- _PARTS OF THE EXERCISE_
(a) From the words-to-time page, quote the stretch from "Determining the Number" through "quote on jobs.".
(b) On the words-to-time page, where do Microsoft Word users see the word count?

- _SELECTED TEXT_
===

Words to Time Conversion
Words to Time Conversion
How many words are in the script?
What is your reading speed (words per minute)?
Estimated Run Time of the Final Audio
Hours and Minutes
About this Conversion Tool
This tool helps voice actors to compare their speaking rate to the script that is associated with the job that they are applying for, or are completing.
Understanding how many words per minute you speak will help you estimate how long it will take you to read the script, which in turn helps inform how long it will take you to complete the job and therefore what might be a fair price to command for the work.
Determining the Number of Words in Your Script
When using this conversion tool, first determine the number of words in the script. If the number of words isn’t marked, you can easily determine how many words are contained by using the shortcut in your word processing software.
For instance, for those using Google Docs, you can find out the number of words in your document by clicking on Tools>Word Count. Those using Microsoft Word will see the word count on the status bar. If the word count is missing, simply click the status bar and then ‘Word Count.’
Determining Your Speed of Speech
Most people don’t know how many words they speak per minute, and this can be troublesome for voice actors who often use it as a measure for how they quote on jobs.
In order to assess how fast you are delivering your voice acting performance, you have a few options.

===

[Element placement data]
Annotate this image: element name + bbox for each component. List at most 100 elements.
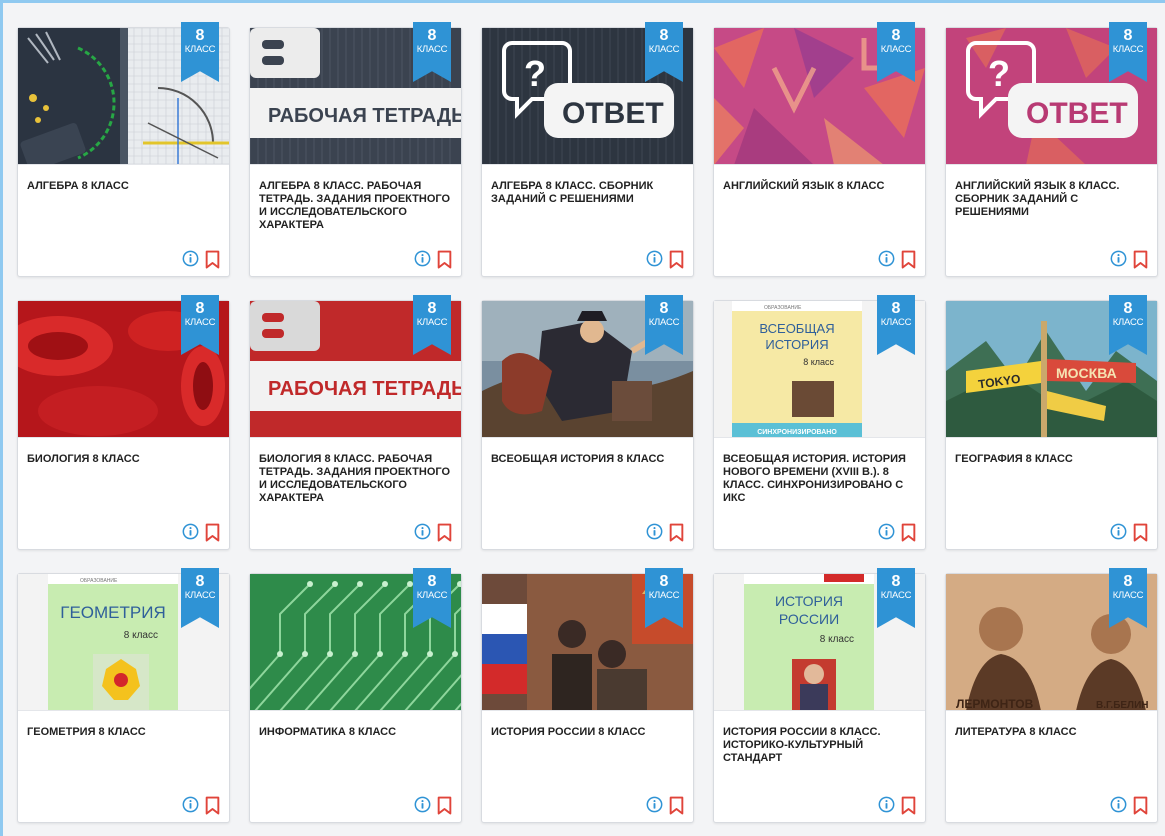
course-title[interactable]: АЛГЕБРА 8 КЛАСС. СБОРНИК ЗАДАНИЙ С РЕШЕН… xyxy=(491,180,687,206)
cover-text: ЛЕРМОНТОВ xyxy=(956,697,1034,711)
card-actions xyxy=(646,250,685,269)
grade-badge-number: 8 xyxy=(195,27,205,44)
cover-text: ОТВЕТ xyxy=(1026,97,1128,130)
course-grid: 8 КЛАСС АЛГЕБРА 8 КЛАСС РАБОЧАЯ ТЕТРАДЬ 8К… xyxy=(17,22,1158,823)
grade-badge-label: КЛАСС xyxy=(648,317,680,328)
bookmark-icon[interactable] xyxy=(1132,523,1149,542)
bookmark-icon[interactable] xyxy=(900,796,917,815)
course-card[interactable]: 8 КЛАСС ВСЕОБЩАЯ ИСТОРИЯ 8 КЛАСС xyxy=(481,295,694,550)
bookmark-icon[interactable] xyxy=(204,250,221,269)
grade-badge-label: КЛАСС xyxy=(1112,590,1144,601)
course-card[interactable]: 8 КЛАСС БИОЛОГИЯ 8 КЛАСС xyxy=(17,295,230,550)
bookmark-icon[interactable] xyxy=(668,250,685,269)
info-icon[interactable] xyxy=(646,796,663,814)
grade-badge-number: 8 xyxy=(891,300,901,317)
info-icon[interactable] xyxy=(182,523,199,541)
svg-text:МОСКВА: МОСКВА xyxy=(1056,365,1117,381)
info-icon[interactable] xyxy=(414,250,431,268)
card-actions xyxy=(1110,796,1149,815)
course-title[interactable]: АНГЛИЙСКИЙ ЯЗЫК 8 КЛАСС. СБОРНИК ЗАДАНИЙ… xyxy=(955,180,1151,219)
course-card[interactable]: ИСТОРИЯ РОССИИ 8 класс 8 КЛАСС ИСТОРИЯ РОС… xyxy=(713,568,926,823)
course-card[interactable]: РАБОЧАЯ ТЕТРАДЬ 8 КЛАСС АЛГЕБРА 8 КЛАСС. Р… xyxy=(249,22,462,277)
bookmark-icon[interactable] xyxy=(436,523,453,542)
info-icon[interactable] xyxy=(878,523,895,541)
grade-badge-number: 8 xyxy=(195,573,205,590)
card-actions xyxy=(414,250,453,269)
bookmark-icon[interactable] xyxy=(1132,250,1149,269)
grade-badge-number: 8 xyxy=(1123,27,1133,44)
course-title[interactable]: ВСЕОБЩАЯ ИСТОРИЯ 8 КЛАСС xyxy=(491,453,687,466)
course-title[interactable]: БИОЛОГИЯ 8 КЛАСС. РАБОЧАЯ ТЕТРАДЬ. ЗАДАН… xyxy=(259,453,455,505)
course-card[interactable]: 8 КЛАСС АЛГЕБРА 8 КЛАСС xyxy=(17,22,230,277)
info-icon[interactable] xyxy=(646,250,663,268)
cover-text: ИСТОРИЯ xyxy=(775,593,843,609)
cover-text: ОТВЕТ xyxy=(562,97,664,130)
svg-text:СИНХРОНИЗИРОВАНО: СИНХРОНИЗИРОВАНО xyxy=(757,429,837,436)
grade-badge-number: 8 xyxy=(659,573,669,590)
course-title[interactable]: ИСТОРИЯ РОССИИ 8 КЛАСС xyxy=(491,726,687,739)
svg-text:8 класс: 8 класс xyxy=(803,357,834,367)
course-title[interactable]: ИНФОРМАТИКА 8 КЛАСС xyxy=(259,726,455,739)
bookmark-icon[interactable] xyxy=(900,250,917,269)
grade-badge-label: КЛАСС xyxy=(184,317,216,328)
course-card[interactable]: ЛЕРМОНТОВ В.Г.БЕЛИН 8 КЛАСС ЛИТЕРАТУРА 8 К… xyxy=(945,568,1158,823)
grade-badge-label: КЛАСС xyxy=(880,590,912,601)
info-icon[interactable] xyxy=(1110,250,1127,268)
card-actions xyxy=(414,796,453,815)
info-icon[interactable] xyxy=(646,523,663,541)
course-title[interactable]: ГЕОГРАФИЯ 8 КЛАСС xyxy=(955,453,1151,466)
info-icon[interactable] xyxy=(182,796,199,814)
cover-text: РАБОЧАЯ ТЕТРАДЬ xyxy=(268,378,461,400)
card-actions xyxy=(646,796,685,815)
course-title[interactable]: ГЕОМЕТРИЯ 8 КЛАСС xyxy=(27,726,223,739)
course-card[interactable]: ? ОТВЕТ 8 КЛАСС АНГЛИЙСКИЙ ЯЗЫК 8 КЛАСС. С… xyxy=(945,22,1158,277)
grade-badge-number: 8 xyxy=(1123,573,1133,590)
course-title[interactable]: ЛИТЕРАТУРА 8 КЛАСС xyxy=(955,726,1151,739)
bookmark-icon[interactable] xyxy=(668,523,685,542)
course-title[interactable]: АЛГЕБРА 8 КЛАСС. РАБОЧАЯ ТЕТРАДЬ. ЗАДАНИ… xyxy=(259,180,455,232)
bookmark-icon[interactable] xyxy=(436,250,453,269)
grade-badge-number: 8 xyxy=(891,573,901,590)
course-title[interactable]: ВСЕОБЩАЯ ИСТОРИЯ. ИСТОРИЯ НОВОГО ВРЕМЕНИ… xyxy=(723,453,919,505)
course-card[interactable]: 8 КЛАСС ИНФОРМАТИКА 8 КЛАСС xyxy=(249,568,462,823)
course-card[interactable]: 8 КЛАСС АНГЛИЙСКИЙ ЯЗЫК 8 КЛАСС xyxy=(713,22,926,277)
bookmark-icon[interactable] xyxy=(204,796,221,815)
course-card[interactable]: ? ОТВЕТ 8 КЛАСС АЛГЕБРА 8 КЛАСС. СБОРНИК З… xyxy=(481,22,694,277)
card-actions xyxy=(1110,523,1149,542)
card-actions xyxy=(1110,250,1149,269)
grade-badge-number: 8 xyxy=(891,27,901,44)
bookmark-icon[interactable] xyxy=(436,796,453,815)
course-card[interactable]: ОБРАЗОВАНИЕ ВСЕОБЩАЯ ИСТОРИЯ 8 класс СИН… xyxy=(713,295,926,550)
grade-badge-number: 8 xyxy=(427,27,437,44)
grade-badge-label: КЛАСС xyxy=(648,44,680,55)
card-actions xyxy=(878,250,917,269)
info-icon[interactable] xyxy=(414,523,431,541)
info-icon[interactable] xyxy=(414,796,431,814)
bookmark-icon[interactable] xyxy=(668,796,685,815)
card-actions xyxy=(182,523,221,542)
grade-badge-label: КЛАСС xyxy=(1112,44,1144,55)
grade-badge-number: 8 xyxy=(195,300,205,317)
card-actions xyxy=(182,796,221,815)
course-title[interactable]: БИОЛОГИЯ 8 КЛАСС xyxy=(27,453,223,466)
course-card[interactable]: TOKYO МОСКВА 8 КЛАСС ГЕОГРАФИЯ 8 КЛАСС xyxy=(945,295,1158,550)
course-title[interactable]: АНГЛИЙСКИЙ ЯЗЫК 8 КЛАСС xyxy=(723,180,919,193)
course-card[interactable]: 8 КЛАСС ИСТОРИЯ РОССИИ 8 КЛАСС xyxy=(481,568,694,823)
course-title[interactable]: АЛГЕБРА 8 КЛАСС xyxy=(27,180,223,193)
info-icon[interactable] xyxy=(878,250,895,268)
bookmark-icon[interactable] xyxy=(900,523,917,542)
info-icon[interactable] xyxy=(878,796,895,814)
course-title[interactable]: ИСТОРИЯ РОССИИ 8 КЛАСС. ИСТОРИКО-КУЛЬТУР… xyxy=(723,726,919,765)
info-icon[interactable] xyxy=(182,250,199,268)
bookmark-icon[interactable] xyxy=(1132,796,1149,815)
course-card[interactable]: РАБОЧАЯ ТЕТРАДЬ 8 КЛАСС БИОЛОГИЯ 8 КЛАСС. … xyxy=(249,295,462,550)
grade-badge-label: КЛАСС xyxy=(184,44,216,55)
grade-badge-number: 8 xyxy=(427,573,437,590)
info-icon[interactable] xyxy=(1110,523,1127,541)
grade-badge-number: 8 xyxy=(1123,300,1133,317)
grade-badge-label: КЛАСС xyxy=(1112,317,1144,328)
bookmark-icon[interactable] xyxy=(204,523,221,542)
cover-text: ВСЕОБЩАЯ xyxy=(759,321,834,336)
course-card[interactable]: ОБРАЗОВАНИЕ ГЕОМЕТРИЯ 8 класс 8 КЛАСС ГЕОМ… xyxy=(17,568,230,823)
info-icon[interactable] xyxy=(1110,796,1127,814)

===

- _FULL ANSWERS_
(a)
Determining the Number of Words in Your Script
When using this conversion tool, first determine the number of words in the script. If the number of words isn’t marked, you can easily determine how many words are contained by using the shortcut in your word processing software.
For instance, for those using Google Docs, you can find out the number of words in your document by clicking on Tools>Word Count. Those using Microsoft Word will see the word count on the status bar. If the word count is missing, simply click the status bar and then ‘Word Count.’
Determining Your Speed of Speech
Most people don’t know how many words they speak per minute, and this can be troublesome for voice actors who often use it as a measure for how they quote on jobs.

(b) On the status bar.